═══ Raw data ═══

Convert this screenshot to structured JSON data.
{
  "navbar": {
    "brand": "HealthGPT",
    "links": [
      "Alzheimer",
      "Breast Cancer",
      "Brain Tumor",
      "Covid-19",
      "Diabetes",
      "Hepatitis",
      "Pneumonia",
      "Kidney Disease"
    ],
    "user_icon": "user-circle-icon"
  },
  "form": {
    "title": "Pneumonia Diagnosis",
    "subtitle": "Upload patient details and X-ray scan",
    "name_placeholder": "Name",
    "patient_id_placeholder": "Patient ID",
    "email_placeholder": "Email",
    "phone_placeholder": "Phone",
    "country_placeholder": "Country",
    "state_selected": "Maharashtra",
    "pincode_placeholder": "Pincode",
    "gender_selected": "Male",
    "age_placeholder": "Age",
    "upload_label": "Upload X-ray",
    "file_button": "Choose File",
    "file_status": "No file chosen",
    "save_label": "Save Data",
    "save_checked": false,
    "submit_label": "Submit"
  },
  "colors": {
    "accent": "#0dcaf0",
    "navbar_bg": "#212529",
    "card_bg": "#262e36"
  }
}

═══

Work to be completed — All of the lines above need to be given again exactly.

Response for this exercise —
Convert this screenshot to structured JSON data.
{
  "navbar": {
    "brand": "HealthGPT",
    "links": [
      "Alzheimer",
      "Breast Cancer",
      "Brain Tumor",
      "Covid-19",
      "Diabetes",
      "Hepatitis",
      "Pneumonia",
      "Kidney Disease"
    ],
    "user_icon": "user-circle-icon"
  },
  "form": {
    "title": "Pneumonia Diagnosis",
    "subtitle": "Upload patient details and X-ray scan",
    "name_placeholder": "Name",
    "patient_id_placeholder": "Patient ID",
    "email_placeholder": "Email",
    "phone_placeholder": "Phone",
    "country_placeholder": "Country",
    "state_selected": "Maharashtra",
    "pincode_placeholder": "Pincode",
    "gender_selected": "Male",
    "age_placeholder": "Age",
    "upload_label": "Upload X-ray",
    "file_button": "Choose File",
    "file_status": "No file chosen",
    "save_label": "Save Data",
    "save_checked": false,
    "submit_label": "Submit"
  },
  "colors": {
    "accent": "#0dcaf0",
    "navbar_bg": "#212529",
    "card_bg": "#262e36"
  }
}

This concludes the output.